— start —

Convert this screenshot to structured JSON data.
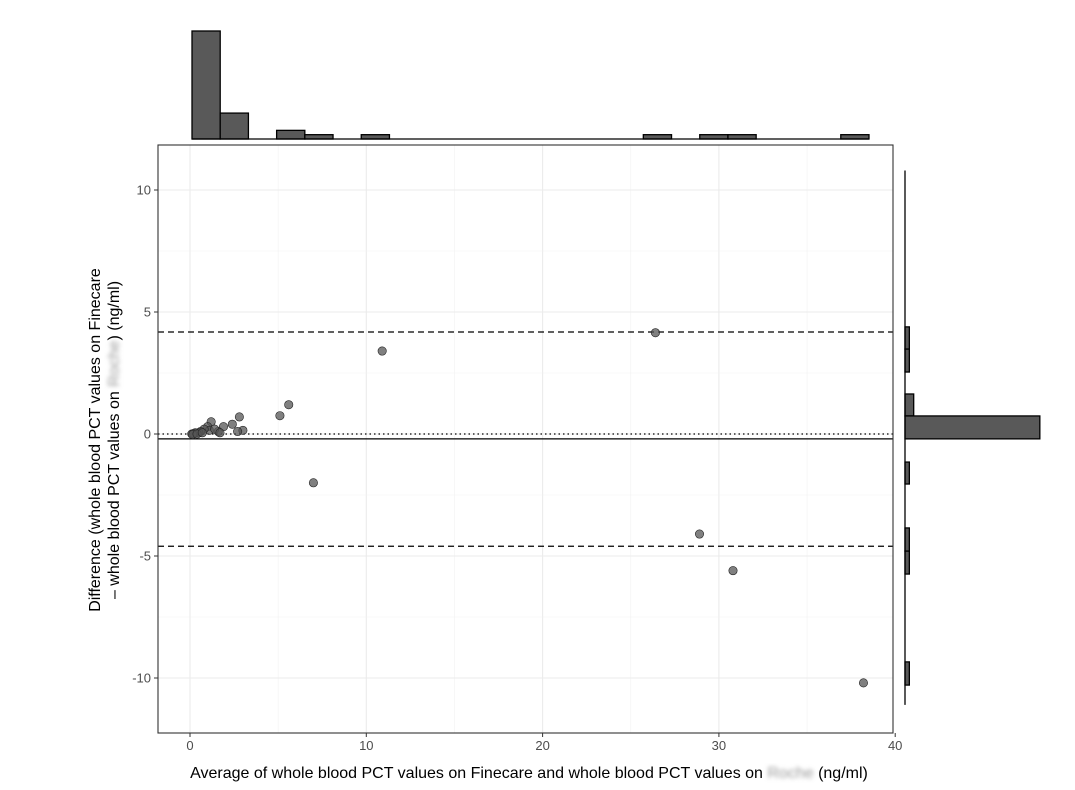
{
  "chart_data": {
    "type": "scatter",
    "subtype": "bland-altman with marginal histograms",
    "xlabel_parts": [
      "Average of whole blood PCT values on Finecare and whole blood PCT values on ",
      "Roche",
      " (ng/ml)"
    ],
    "ylabel_line1": "Difference (whole blood PCT values on Finecare",
    "ylabel_line2_parts": [
      "– whole blood PCT values on ",
      "Roche",
      ") (ng/ml)"
    ],
    "xlim": [
      -1.8,
      40.3
    ],
    "ylim": [
      -12.2,
      11.8
    ],
    "xticks": [
      0,
      10,
      20,
      30,
      40
    ],
    "yticks": [
      -10,
      -5,
      0,
      5,
      10
    ],
    "grid": true,
    "point_color": "#555555",
    "points": [
      [
        26.4,
        4.15
      ],
      [
        10.9,
        3.4
      ],
      [
        5.6,
        1.2
      ],
      [
        5.1,
        0.75
      ],
      [
        2.8,
        0.7
      ],
      [
        3.0,
        0.15
      ],
      [
        2.7,
        0.1
      ],
      [
        2.4,
        0.4
      ],
      [
        1.9,
        0.3
      ],
      [
        1.6,
        0.1
      ],
      [
        1.2,
        0.5
      ],
      [
        1.0,
        0.3
      ],
      [
        1.1,
        0.15
      ],
      [
        0.8,
        0.2
      ],
      [
        0.6,
        0.1
      ],
      [
        0.5,
        0.05
      ],
      [
        0.3,
        0.05
      ],
      [
        0.1,
        0.0
      ],
      [
        0.2,
        0.02
      ],
      [
        0.15,
        -0.02
      ],
      [
        0.4,
        0.0
      ],
      [
        0.7,
        0.05
      ],
      [
        1.4,
        0.2
      ],
      [
        1.7,
        0.05
      ],
      [
        7.0,
        -2.0
      ],
      [
        28.9,
        -4.1
      ],
      [
        30.8,
        -5.6
      ],
      [
        38.2,
        -10.2
      ]
    ],
    "lines": {
      "bias": -0.2,
      "upper_loa": 4.18,
      "lower_loa": -4.6,
      "zero": 0
    },
    "top_histogram": {
      "bins": [
        [
          0,
          1.6,
          25
        ],
        [
          1.6,
          3.2,
          6
        ],
        [
          4.8,
          6.4,
          2
        ],
        [
          6.4,
          8.0,
          1
        ],
        [
          9.6,
          11.2,
          1
        ],
        [
          25.6,
          27.2,
          1
        ],
        [
          28.8,
          30.4,
          1
        ],
        [
          30.4,
          32.0,
          1
        ],
        [
          36.8,
          38.4,
          1
        ]
      ],
      "range": [
        0,
        38.4
      ]
    },
    "right_histogram": {
      "bins": [
        [
          3.48,
          4.39,
          1
        ],
        [
          2.54,
          3.48,
          1
        ],
        [
          0.74,
          1.64,
          2
        ],
        [
          -0.2,
          0.74,
          31
        ],
        [
          -2.05,
          -1.15,
          1
        ],
        [
          -4.8,
          -3.85,
          1
        ],
        [
          -5.74,
          -4.8,
          1
        ],
        [
          -10.29,
          -9.34,
          1
        ]
      ],
      "range": [
        -11.1,
        10.8
      ]
    },
    "bar_color": "#595959"
  }
}
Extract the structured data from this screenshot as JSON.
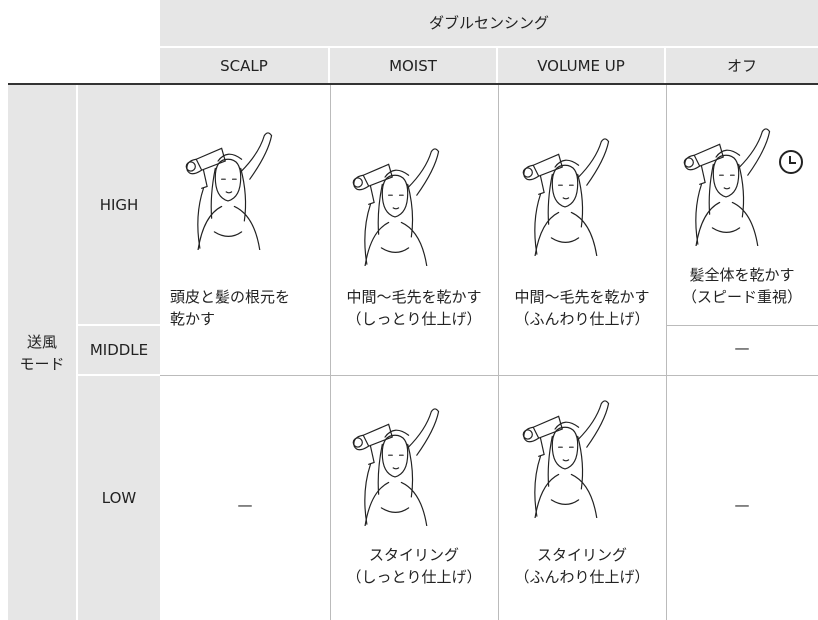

— end —

**EXERCISE REQUIREMENTS**
Copy all lines in the listing above where the string "JSON" appears.

**COMPLETE OUTPUT**
Convert this screenshot to structured JSON data.
Extract the structured data from this screenshot as JSON.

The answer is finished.